*** Source passage Section Begins ***
Building with Nature is now so prestigious that projects can request accreditation. Those which are successful can apply for the Building with Nature National Award at the Landscape Institute Awards.

Plus, it’s evolving. The Standard was streamlined in June 2021. Reducing guidelines from 23 to 12 makes it easier to follow.

Green Infrastructure in Action

The health benefits of contact with nature are widely proven, which is why “we talk about the key ingredients being well-being, water, and wildlife,” Gemma emphasises. This matters in the city as much as anywhere.

NHS Forth Valley Royal Hospital is on the outskirts of Larbert, an urban centre with a population of around 11,000. It won the very first Building with Nature Award in 2020, recognised for its implementation of soft infrastructure throughout the biophilic design, to provide recuperative and preventative health benefits.

Building with Nature - CityChangers.org
Image credit: NHS Forth Valley

At the time of construction, this was the largest building project ever undertaken in Scotland. Of the project’s £300 million budget, just over £500,000 was ringfenced for green infrastructure. The senior construction manager, Gemma recalls, “said that was the best 1% that they had spent”.
*** Source passage Section Ends ***
*** Material shown Section Begins ***
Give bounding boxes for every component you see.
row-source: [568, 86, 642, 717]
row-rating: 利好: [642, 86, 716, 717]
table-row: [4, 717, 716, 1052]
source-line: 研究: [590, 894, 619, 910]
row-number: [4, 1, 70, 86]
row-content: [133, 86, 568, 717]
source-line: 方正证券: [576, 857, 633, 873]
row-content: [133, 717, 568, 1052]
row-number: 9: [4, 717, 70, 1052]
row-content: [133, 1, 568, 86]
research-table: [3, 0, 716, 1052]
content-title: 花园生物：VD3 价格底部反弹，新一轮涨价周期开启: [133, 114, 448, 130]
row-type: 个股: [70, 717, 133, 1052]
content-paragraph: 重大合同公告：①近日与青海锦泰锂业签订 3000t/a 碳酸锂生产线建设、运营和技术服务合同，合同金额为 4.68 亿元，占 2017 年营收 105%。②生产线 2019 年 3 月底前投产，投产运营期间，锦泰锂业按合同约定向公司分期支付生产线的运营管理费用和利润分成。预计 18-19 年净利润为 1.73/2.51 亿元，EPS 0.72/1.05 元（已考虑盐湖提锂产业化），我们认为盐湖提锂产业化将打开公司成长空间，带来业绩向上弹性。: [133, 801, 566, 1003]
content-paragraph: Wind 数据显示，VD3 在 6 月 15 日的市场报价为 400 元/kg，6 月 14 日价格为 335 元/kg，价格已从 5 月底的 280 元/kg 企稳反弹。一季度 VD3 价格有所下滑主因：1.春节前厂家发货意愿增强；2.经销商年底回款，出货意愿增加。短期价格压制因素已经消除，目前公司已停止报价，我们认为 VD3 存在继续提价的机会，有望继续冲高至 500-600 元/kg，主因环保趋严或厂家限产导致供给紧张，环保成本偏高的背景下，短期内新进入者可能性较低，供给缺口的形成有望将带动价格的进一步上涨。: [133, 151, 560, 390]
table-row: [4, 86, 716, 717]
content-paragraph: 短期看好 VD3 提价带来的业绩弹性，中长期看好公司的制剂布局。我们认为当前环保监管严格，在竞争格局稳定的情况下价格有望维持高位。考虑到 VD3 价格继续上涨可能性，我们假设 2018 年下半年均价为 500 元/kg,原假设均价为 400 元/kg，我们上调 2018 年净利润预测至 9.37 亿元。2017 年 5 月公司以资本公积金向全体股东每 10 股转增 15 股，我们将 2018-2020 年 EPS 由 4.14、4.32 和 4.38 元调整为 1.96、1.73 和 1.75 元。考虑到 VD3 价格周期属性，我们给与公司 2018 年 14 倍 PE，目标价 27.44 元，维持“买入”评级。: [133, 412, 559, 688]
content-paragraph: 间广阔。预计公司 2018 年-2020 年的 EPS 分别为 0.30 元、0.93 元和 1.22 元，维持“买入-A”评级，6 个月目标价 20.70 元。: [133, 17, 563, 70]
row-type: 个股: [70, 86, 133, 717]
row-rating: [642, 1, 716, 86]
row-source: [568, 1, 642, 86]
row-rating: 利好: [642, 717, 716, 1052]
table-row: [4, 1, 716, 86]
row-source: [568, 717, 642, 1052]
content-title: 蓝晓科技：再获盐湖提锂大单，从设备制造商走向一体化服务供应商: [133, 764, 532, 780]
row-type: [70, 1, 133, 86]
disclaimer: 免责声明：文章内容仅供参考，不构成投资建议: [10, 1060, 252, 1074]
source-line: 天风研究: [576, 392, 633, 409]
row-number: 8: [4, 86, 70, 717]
*** Material shown Section Ends ***
### Work task 1
List the key ingredients that the passage on Building with Nature names.
### Work task 2
Rewrite the stretch of the passage on Building with Nature from "Building with Nature is" through "easier to follow.", replacing "streamlined" with "simplified".
The rows have no connection to the passage on Building with Nature.

### Task solution 1
Well-being, water, and wildlife.

### Task solution 2
Building with Nature is now so prestigious that projects can request accreditation. Those which are successful can apply for the Building with Nature National Award at the Landscape Institute Awards.

Plus, it’s evolving. The Standard was simplified in June 2021. Reducing guidelines from 23 to 12 makes it easier to follow.